Source passage -
══════════
Bonica Brown

Personal information
- Nationality: United States
- Born: August 4, 1988 (age 38) Battle Creek, Michigan, U.S.
- Weight: 149.6 kg (330 lb)

Sport
- Country: United States (2003–2008; 2013–present)
- Sport: Powerlifting
- Event: 84+ kg

Medal record
Women's powerlifting
Representing United States
The World Games
| Silver medal – second place | 2022 Birmingham | Super heavyweight |
| Gold medal – first place | 2017 Wrocław | Super heavyweight |
IPF World Equipped Powerlifting Championships
| 5th | 2004 Cahors | – 90 kg |
| Bronze medal – third place | 2005 Ylitornio | – 90 kg |
| Silver medal – second place | 2006 Stavanger | – 90 kg |
| 4th | 2007 New Delhi | – 90 kg |
| Silver medal – second place | 2014 Aurora | 84+ kg |
| Gold medal – first place | 2016 Orlando | 84+ kg |
| Gold medal – first place | 2017 Plzeň | 84+ kg |
| Gold medal – first place | 2018 Halmstad | 84+ kg |
| Gold medal – first place | 2019 Dubai | 84+ kg |
IPF World Classic Powerlifting Championships
| Gold medal – first place | 2014 Potchefstroom | 84+ kg |
| Gold medal – first place | 2015 Salo | 84+ kg |
| Gold medal – first place | 2016 Killeen | 84+ kg |
| Gold medal – first place | 2017 Minsk | 84+ kg |
| Gold medal – first place | 2018 Calgary | 84+ kg |
| Gold medal – first place | 2019 Helsingborg | 84+ kg |
| Gold medal – first place | 2022 Sun City | 84+ kg |
| DNF | 2023 St. Julian's | 84+ kg |
| 5th | 2025 Chemnitz | 84+ kg |
| 4th | 2026 Druskininkai | 84+ kg |
SBD Sheffield Powerlifting Championships
| 5th | 2023 Sheffield | Absolute |
IPF World Sub-Junior Powerlifting Championships
| Gold medal – first place | 2004 Pretoria | – 90 kg |
| Gold medal – first place | 2005 Fort Wayne | – 90 kg |
USA Powerlifting Equipped Nationals
| Gold medal – first place | 2004 Omaha | – 90 kg |
| Silver medal – second place | 2005 Louis | – 90 kg |
| Gold medal – first place | 2006 Denver | – 90 kg |
| Gold medal – first place | 2007 Baton Rouge | – 90 kg |
| Gold medal – first place | 2008 Killeen | – 90 kg |
| Gold medal – first place | 2014 Baton Rouge | 84+ kg |
| Gold medal – first place | 2016 Aurora | 84+ kg |
| Gold medal – first place | 2018 Spokane | 84+ kg |
| Gold medal – first place | 2019 Lombaro | 84+ kg |
Powerlifting America Raw Nationals
| Gold medal – first place | 2022 Austin | 84+ kg |
| Silver medal – second place | 2024 Reno | 84+ kg |
| Gold medal – first place | 2025 Atlanta | 84+ kg |
| Gold medal – first place | 2026 Lake Tahoe | 84+ kg |
USA Powerlifting Raw Nationals
| Gold medal – first place | 2014 Aurora | 84+ kg |
| Gold medal – first place | 2015 Scranton | 84+ kg |
| Gold medal – first place | 2016 Atlanta | 84+ kg |
| Gold medal – first place | 2017 Orlando | 84+ kg |
| Gold medal – first place | 2018 Spokane | 84+ kg |
| Gold medal – first place | 2019 Lombard | 84+ kg |
| Gold medal – first place | 2021 Daytona Beach | 84+ kg |

= Bonica Brown =

American powerlifter

Bonica Brown (née Lough; born August 4, 1988) is an American powerlifter competing in the IPF. She is a World Games champion, a 4-time Equipped World Champion, a 2-time Sub-Junior Equipped World Champion, and a 7-time Classic World Champion. She has held multiple world records in each division.
══════════
Instructions for the task - Where was Bonica Brown born, according to the profile of her?

Excerpts from a dataset
══════════
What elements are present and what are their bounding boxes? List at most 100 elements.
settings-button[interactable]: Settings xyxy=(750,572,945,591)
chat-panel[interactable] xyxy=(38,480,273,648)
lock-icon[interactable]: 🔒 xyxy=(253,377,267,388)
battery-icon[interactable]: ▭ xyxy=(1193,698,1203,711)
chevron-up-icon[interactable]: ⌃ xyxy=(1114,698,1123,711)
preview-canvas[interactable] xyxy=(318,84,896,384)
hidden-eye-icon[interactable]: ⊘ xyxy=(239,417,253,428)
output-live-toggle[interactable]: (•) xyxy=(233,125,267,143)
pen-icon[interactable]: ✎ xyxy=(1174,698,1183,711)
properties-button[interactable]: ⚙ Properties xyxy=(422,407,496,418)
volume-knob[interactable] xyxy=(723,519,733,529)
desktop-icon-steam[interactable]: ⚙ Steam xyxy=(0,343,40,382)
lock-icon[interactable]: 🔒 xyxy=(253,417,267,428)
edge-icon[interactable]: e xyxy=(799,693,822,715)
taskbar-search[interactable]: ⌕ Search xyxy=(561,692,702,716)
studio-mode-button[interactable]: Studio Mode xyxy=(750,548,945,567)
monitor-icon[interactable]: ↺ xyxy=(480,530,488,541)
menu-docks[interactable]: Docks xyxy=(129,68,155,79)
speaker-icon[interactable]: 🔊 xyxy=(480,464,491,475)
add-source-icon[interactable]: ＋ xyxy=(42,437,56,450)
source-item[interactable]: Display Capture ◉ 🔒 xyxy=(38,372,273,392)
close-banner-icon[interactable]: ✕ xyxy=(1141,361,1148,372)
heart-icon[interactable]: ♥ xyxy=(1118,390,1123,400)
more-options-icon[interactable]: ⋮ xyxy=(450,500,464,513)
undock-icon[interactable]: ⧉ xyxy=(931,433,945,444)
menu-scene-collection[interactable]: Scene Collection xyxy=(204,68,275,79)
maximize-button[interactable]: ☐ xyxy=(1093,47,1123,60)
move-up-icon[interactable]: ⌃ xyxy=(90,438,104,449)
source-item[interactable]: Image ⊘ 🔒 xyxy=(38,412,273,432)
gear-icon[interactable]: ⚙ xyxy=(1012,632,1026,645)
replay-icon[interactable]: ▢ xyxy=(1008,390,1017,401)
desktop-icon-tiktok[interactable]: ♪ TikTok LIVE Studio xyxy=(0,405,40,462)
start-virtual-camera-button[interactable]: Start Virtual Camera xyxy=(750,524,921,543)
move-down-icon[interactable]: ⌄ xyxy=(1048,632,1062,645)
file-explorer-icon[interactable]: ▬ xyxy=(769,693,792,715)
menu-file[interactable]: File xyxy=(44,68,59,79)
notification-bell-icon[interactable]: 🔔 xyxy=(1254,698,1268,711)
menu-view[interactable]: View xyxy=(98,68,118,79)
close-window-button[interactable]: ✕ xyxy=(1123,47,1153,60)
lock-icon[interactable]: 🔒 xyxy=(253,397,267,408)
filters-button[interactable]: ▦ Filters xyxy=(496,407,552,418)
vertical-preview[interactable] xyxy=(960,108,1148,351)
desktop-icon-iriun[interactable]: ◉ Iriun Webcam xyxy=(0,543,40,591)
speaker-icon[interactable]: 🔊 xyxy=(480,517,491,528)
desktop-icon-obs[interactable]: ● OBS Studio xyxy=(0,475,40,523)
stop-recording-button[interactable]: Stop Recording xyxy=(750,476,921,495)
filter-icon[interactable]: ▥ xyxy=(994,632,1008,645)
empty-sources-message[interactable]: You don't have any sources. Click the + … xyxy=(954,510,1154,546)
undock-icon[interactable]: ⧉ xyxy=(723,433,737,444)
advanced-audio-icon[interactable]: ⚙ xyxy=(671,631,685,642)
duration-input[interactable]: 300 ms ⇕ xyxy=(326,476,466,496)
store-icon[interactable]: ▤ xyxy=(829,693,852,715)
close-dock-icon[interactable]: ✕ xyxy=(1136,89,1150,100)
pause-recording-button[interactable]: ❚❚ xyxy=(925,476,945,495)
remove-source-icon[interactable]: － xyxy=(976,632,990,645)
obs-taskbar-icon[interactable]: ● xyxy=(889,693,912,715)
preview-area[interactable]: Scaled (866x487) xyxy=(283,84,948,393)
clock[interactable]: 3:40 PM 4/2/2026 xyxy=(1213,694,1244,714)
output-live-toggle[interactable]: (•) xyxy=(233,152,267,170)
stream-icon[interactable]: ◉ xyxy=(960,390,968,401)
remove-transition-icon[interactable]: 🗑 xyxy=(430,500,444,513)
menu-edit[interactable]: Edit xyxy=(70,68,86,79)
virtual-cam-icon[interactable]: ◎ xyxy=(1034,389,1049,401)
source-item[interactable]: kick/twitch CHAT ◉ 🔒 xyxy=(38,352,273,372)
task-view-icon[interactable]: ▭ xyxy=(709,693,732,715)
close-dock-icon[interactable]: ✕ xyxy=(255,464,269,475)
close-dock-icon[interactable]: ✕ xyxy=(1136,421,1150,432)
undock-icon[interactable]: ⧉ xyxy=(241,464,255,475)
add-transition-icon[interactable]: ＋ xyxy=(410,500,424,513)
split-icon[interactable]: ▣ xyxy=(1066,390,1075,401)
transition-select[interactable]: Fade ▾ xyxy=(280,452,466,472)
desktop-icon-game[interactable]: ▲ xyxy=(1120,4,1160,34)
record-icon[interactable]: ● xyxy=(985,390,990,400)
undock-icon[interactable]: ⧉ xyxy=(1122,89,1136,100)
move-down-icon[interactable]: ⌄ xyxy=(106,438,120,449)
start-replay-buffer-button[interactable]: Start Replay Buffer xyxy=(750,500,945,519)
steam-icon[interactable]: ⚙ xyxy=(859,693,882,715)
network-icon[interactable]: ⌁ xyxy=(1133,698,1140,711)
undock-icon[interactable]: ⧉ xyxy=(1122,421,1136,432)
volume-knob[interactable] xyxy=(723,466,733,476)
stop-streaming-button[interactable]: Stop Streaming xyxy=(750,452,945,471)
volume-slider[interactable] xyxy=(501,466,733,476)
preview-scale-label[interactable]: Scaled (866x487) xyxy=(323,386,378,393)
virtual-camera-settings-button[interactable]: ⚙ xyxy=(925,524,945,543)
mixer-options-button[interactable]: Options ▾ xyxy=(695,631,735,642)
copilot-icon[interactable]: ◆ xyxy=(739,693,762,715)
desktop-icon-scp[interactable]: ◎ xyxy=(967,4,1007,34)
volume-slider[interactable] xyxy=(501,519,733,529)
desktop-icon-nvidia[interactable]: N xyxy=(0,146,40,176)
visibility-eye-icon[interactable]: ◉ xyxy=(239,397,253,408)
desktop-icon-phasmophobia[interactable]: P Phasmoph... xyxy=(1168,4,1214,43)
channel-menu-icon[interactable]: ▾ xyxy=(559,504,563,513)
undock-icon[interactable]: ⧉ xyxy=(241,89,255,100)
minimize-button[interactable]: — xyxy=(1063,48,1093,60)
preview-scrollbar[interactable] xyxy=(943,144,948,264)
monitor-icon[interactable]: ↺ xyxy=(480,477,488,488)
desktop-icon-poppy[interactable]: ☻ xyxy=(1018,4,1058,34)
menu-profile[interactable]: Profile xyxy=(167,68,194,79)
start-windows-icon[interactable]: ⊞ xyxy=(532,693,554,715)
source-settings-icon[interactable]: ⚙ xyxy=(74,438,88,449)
══════════
Answer to the exercise - Battle Creek, Michigan, U.S.